Aim: Tally the lines of the listing that contain the string "title". Give the number and nothing else.

## START

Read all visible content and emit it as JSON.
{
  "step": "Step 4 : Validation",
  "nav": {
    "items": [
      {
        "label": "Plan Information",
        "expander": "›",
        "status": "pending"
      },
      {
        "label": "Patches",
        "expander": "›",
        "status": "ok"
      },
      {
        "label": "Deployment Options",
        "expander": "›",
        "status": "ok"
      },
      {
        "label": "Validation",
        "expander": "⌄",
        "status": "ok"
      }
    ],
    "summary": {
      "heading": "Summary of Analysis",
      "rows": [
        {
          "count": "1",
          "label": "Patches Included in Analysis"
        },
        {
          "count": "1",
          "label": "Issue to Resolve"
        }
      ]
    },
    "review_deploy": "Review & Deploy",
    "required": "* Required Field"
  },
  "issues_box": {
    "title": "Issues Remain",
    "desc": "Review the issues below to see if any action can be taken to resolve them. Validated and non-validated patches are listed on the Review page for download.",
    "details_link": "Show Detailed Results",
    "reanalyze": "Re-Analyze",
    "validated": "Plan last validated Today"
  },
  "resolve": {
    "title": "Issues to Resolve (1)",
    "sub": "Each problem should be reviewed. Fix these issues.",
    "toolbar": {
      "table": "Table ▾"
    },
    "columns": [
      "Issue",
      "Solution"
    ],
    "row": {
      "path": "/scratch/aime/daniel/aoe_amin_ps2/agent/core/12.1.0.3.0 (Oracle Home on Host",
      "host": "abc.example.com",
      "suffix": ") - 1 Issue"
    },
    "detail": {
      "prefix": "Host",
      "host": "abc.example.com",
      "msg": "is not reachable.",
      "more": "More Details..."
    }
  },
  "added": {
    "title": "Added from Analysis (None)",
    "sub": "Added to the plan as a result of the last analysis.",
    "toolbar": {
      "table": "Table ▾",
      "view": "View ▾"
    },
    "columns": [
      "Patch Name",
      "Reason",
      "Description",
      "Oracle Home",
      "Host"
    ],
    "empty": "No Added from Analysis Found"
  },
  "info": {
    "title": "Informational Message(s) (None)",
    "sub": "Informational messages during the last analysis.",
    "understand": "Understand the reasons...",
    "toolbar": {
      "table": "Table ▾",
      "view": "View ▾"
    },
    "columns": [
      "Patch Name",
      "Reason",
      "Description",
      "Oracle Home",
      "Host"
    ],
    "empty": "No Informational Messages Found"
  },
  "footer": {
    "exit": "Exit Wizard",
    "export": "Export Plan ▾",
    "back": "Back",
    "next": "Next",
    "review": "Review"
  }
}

## END

Exercise answer: 4